◆ Exercise goal
How many of the lines below contain "JSON"? Answer with that number alone.

++++++++

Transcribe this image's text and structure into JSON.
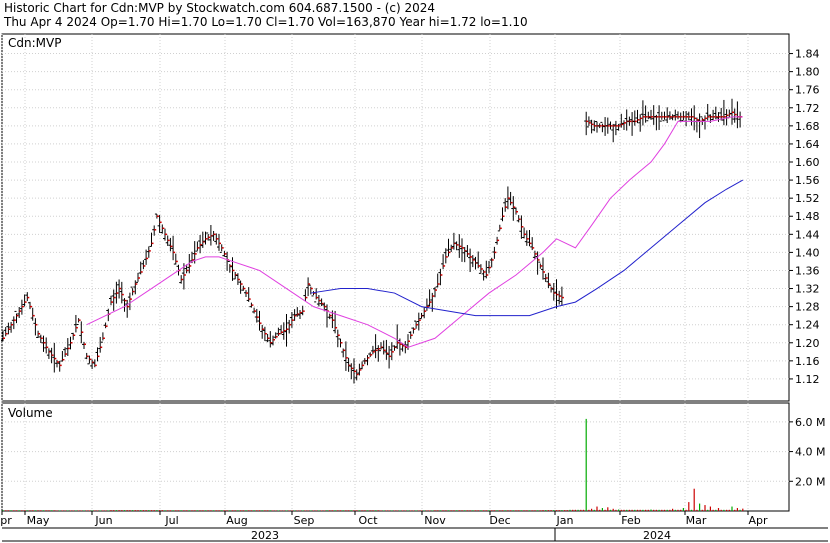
{
  "header": {
    "line1": "Historic Chart for Cdn:MVP by Stockwatch.com 604.687.1500 - (c) 2024",
    "line2": "Thu Apr  4 2024   Op=1.70  Hi=1.70  Lo=1.70  Cl=1.70  Vol=163,870  Year hi=1.72  lo=1.10"
  },
  "chart_data": [
    {
      "type": "ohlc",
      "title": "Cdn:MVP",
      "ylim": [
        1.08,
        1.87
      ],
      "y_ticks": [
        "1.84",
        "1.80",
        "1.76",
        "1.72",
        "1.68",
        "1.64",
        "1.60",
        "1.56",
        "1.52",
        "1.48",
        "1.44",
        "1.40",
        "1.36",
        "1.32",
        "1.28",
        "1.24",
        "1.20",
        "1.16",
        "1.12"
      ],
      "grid": true,
      "x_months": [
        "pr",
        "May",
        "Jun",
        "Jul",
        "Aug",
        "Sep",
        "Oct",
        "Nov",
        "Dec",
        "Jan",
        "Feb",
        "Mar",
        "Apr"
      ],
      "x_years": [
        "2023",
        "2024"
      ],
      "colors": {
        "bar": "#000000",
        "close_tick": "#cc0000",
        "ma_short": "#e040e0",
        "ma_long": "#2222cc",
        "grid": "#d0d0d0"
      },
      "price_path": [
        [
          0,
          1.21
        ],
        [
          5,
          1.26
        ],
        [
          9,
          1.3
        ],
        [
          13,
          1.22
        ],
        [
          17,
          1.18
        ],
        [
          21,
          1.15
        ],
        [
          25,
          1.2
        ],
        [
          28,
          1.25
        ],
        [
          31,
          1.17
        ],
        [
          34,
          1.15
        ],
        [
          37,
          1.21
        ],
        [
          40,
          1.29
        ],
        [
          43,
          1.32
        ],
        [
          46,
          1.28
        ],
        [
          49,
          1.33
        ],
        [
          52,
          1.37
        ],
        [
          55,
          1.42
        ],
        [
          57,
          1.48
        ],
        [
          60,
          1.44
        ],
        [
          63,
          1.4
        ],
        [
          66,
          1.34
        ],
        [
          69,
          1.37
        ],
        [
          72,
          1.41
        ],
        [
          75,
          1.43
        ],
        [
          78,
          1.44
        ],
        [
          81,
          1.41
        ],
        [
          84,
          1.37
        ],
        [
          87,
          1.34
        ],
        [
          90,
          1.31
        ],
        [
          93,
          1.27
        ],
        [
          96,
          1.23
        ],
        [
          99,
          1.2
        ],
        [
          102,
          1.22
        ],
        [
          105,
          1.23
        ],
        [
          108,
          1.26
        ],
        [
          111,
          1.27
        ],
        [
          113,
          1.33
        ],
        [
          116,
          1.3
        ],
        [
          119,
          1.28
        ],
        [
          122,
          1.25
        ],
        [
          125,
          1.2
        ],
        [
          128,
          1.15
        ],
        [
          131,
          1.13
        ],
        [
          134,
          1.16
        ],
        [
          137,
          1.18
        ],
        [
          140,
          1.19
        ],
        [
          143,
          1.17
        ],
        [
          146,
          1.2
        ],
        [
          149,
          1.19
        ],
        [
          152,
          1.23
        ],
        [
          155,
          1.26
        ],
        [
          158,
          1.29
        ],
        [
          161,
          1.33
        ],
        [
          164,
          1.39
        ],
        [
          167,
          1.42
        ],
        [
          170,
          1.41
        ],
        [
          173,
          1.39
        ],
        [
          176,
          1.37
        ],
        [
          179,
          1.35
        ],
        [
          182,
          1.4
        ],
        [
          185,
          1.48
        ],
        [
          187,
          1.52
        ],
        [
          190,
          1.49
        ],
        [
          193,
          1.44
        ],
        [
          196,
          1.41
        ],
        [
          199,
          1.37
        ],
        [
          202,
          1.33
        ],
        [
          204,
          1.31
        ],
        [
          207,
          1.3
        ],
        [
          208,
          1.31
        ]
      ],
      "price_path_late": [
        [
          216,
          1.69
        ],
        [
          219,
          1.68
        ],
        [
          222,
          1.68
        ],
        [
          225,
          1.68
        ],
        [
          228,
          1.68
        ],
        [
          231,
          1.69
        ],
        [
          234,
          1.69
        ],
        [
          237,
          1.7
        ],
        [
          240,
          1.7
        ],
        [
          243,
          1.7
        ],
        [
          246,
          1.7
        ],
        [
          249,
          1.7
        ],
        [
          252,
          1.7
        ],
        [
          255,
          1.7
        ],
        [
          258,
          1.69
        ],
        [
          261,
          1.7
        ],
        [
          264,
          1.7
        ],
        [
          267,
          1.7
        ],
        [
          270,
          1.71
        ],
        [
          272,
          1.7
        ],
        [
          274,
          1.7
        ]
      ],
      "ma_short": [
        [
          31,
          1.24
        ],
        [
          45,
          1.28
        ],
        [
          55,
          1.32
        ],
        [
          65,
          1.36
        ],
        [
          70,
          1.38
        ],
        [
          75,
          1.39
        ],
        [
          80,
          1.39
        ],
        [
          85,
          1.38
        ],
        [
          95,
          1.36
        ],
        [
          105,
          1.32
        ],
        [
          115,
          1.28
        ],
        [
          125,
          1.26
        ],
        [
          135,
          1.24
        ],
        [
          145,
          1.21
        ],
        [
          150,
          1.19
        ],
        [
          160,
          1.21
        ],
        [
          170,
          1.26
        ],
        [
          180,
          1.31
        ],
        [
          190,
          1.35
        ],
        [
          200,
          1.4
        ],
        [
          205,
          1.43
        ],
        [
          212,
          1.41
        ],
        [
          218,
          1.46
        ],
        [
          225,
          1.52
        ],
        [
          232,
          1.56
        ],
        [
          240,
          1.6
        ],
        [
          245,
          1.64
        ],
        [
          250,
          1.69
        ],
        [
          255,
          1.69
        ],
        [
          262,
          1.69
        ],
        [
          270,
          1.7
        ],
        [
          274,
          1.7
        ]
      ],
      "ma_long": [
        [
          114,
          1.31
        ],
        [
          125,
          1.32
        ],
        [
          135,
          1.32
        ],
        [
          145,
          1.31
        ],
        [
          155,
          1.28
        ],
        [
          165,
          1.27
        ],
        [
          175,
          1.26
        ],
        [
          185,
          1.26
        ],
        [
          195,
          1.26
        ],
        [
          205,
          1.28
        ],
        [
          212,
          1.29
        ],
        [
          220,
          1.32
        ],
        [
          230,
          1.36
        ],
        [
          240,
          1.41
        ],
        [
          250,
          1.46
        ],
        [
          260,
          1.51
        ],
        [
          268,
          1.54
        ],
        [
          274,
          1.56
        ]
      ]
    },
    {
      "type": "bar",
      "title": "Volume",
      "ylim": [
        0,
        7.0
      ],
      "y_ticks": [
        "6.0 M",
        "4.0 M",
        "2.0 M"
      ],
      "note_units": "millions of shares",
      "volume_points": [
        [
          0,
          0.05
        ],
        [
          20,
          0.04
        ],
        [
          40,
          0.06
        ],
        [
          60,
          0.05
        ],
        [
          80,
          0.05
        ],
        [
          100,
          0.04
        ],
        [
          120,
          0.05
        ],
        [
          140,
          0.04
        ],
        [
          160,
          0.05
        ],
        [
          180,
          0.05
        ],
        [
          200,
          0.06
        ],
        [
          210,
          0.08
        ],
        [
          216,
          6.2
        ],
        [
          218,
          0.15
        ],
        [
          220,
          0.3
        ],
        [
          222,
          0.2
        ],
        [
          224,
          0.25
        ],
        [
          226,
          0.15
        ],
        [
          228,
          0.1
        ],
        [
          232,
          0.08
        ],
        [
          240,
          0.1
        ],
        [
          248,
          0.15
        ],
        [
          252,
          0.2
        ],
        [
          254,
          0.6
        ],
        [
          256,
          1.5
        ],
        [
          258,
          0.5
        ],
        [
          260,
          0.4
        ],
        [
          262,
          0.3
        ],
        [
          265,
          0.2
        ],
        [
          270,
          0.3
        ],
        [
          272,
          0.2
        ],
        [
          274,
          0.16
        ]
      ]
    }
  ]
}
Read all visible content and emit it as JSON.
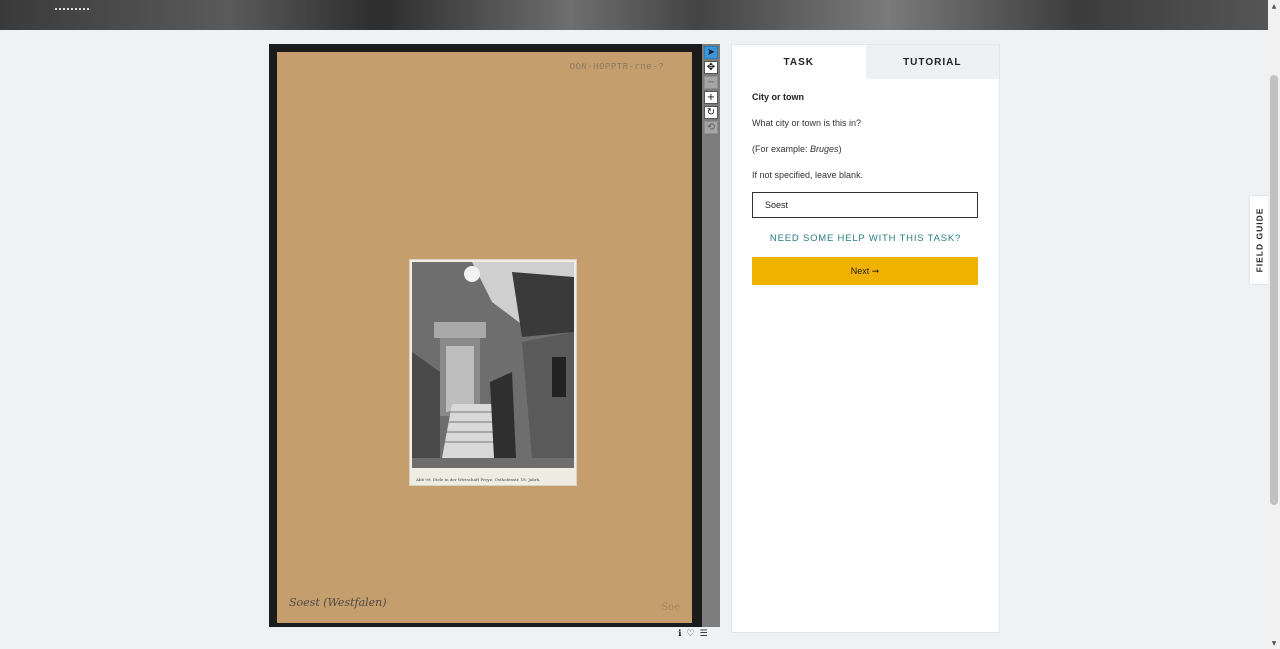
{
  "viewer": {
    "card_stamp": "OON-H0PPTR-rne-?",
    "card_caption": "Soest (Westfalen)",
    "card_mark": "Soe",
    "photo_caption": "Abb 99.  Diele in der Wirtschaft Freye, Osthofenstr.  18. Jahrh.",
    "tools": [
      {
        "icon": "pointer-icon",
        "glyph": "➤",
        "state": "active"
      },
      {
        "icon": "move-icon",
        "glyph": "✥",
        "state": "normal"
      },
      {
        "icon": "zoom-out-icon",
        "glyph": "−",
        "state": "disabled"
      },
      {
        "icon": "zoom-in-icon",
        "glyph": "+",
        "state": "normal"
      },
      {
        "icon": "rotate-icon",
        "glyph": "↻",
        "state": "normal"
      },
      {
        "icon": "reset-icon",
        "glyph": "⟲",
        "state": "disabled"
      }
    ],
    "meta_icons": [
      {
        "icon": "info-icon",
        "glyph": "ℹ"
      },
      {
        "icon": "heart-icon",
        "glyph": "♡"
      },
      {
        "icon": "collections-icon",
        "glyph": "☰"
      }
    ]
  },
  "panel": {
    "tabs": [
      {
        "label": "TASK",
        "active": true
      },
      {
        "label": "TUTORIAL",
        "active": false
      }
    ],
    "task": {
      "title": "City or town",
      "question": "What city or town is this in?",
      "example_prefix": "(For example: ",
      "example_value": "Bruges",
      "example_suffix": ")",
      "hint": "If not specified, leave blank.",
      "answer_value": "Soest",
      "help_link": "NEED SOME HELP WITH THIS TASK?",
      "next_label": "Next ➞"
    }
  },
  "field_guide": {
    "label": "FIELD GUIDE"
  },
  "colors": {
    "page_bg": "#eff2f5",
    "card": "#c59e6d",
    "next_button": "#f0b200",
    "help_link": "#2a7c83",
    "active_tool": "#3b95d6"
  }
}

++++++++

◆ Task response
2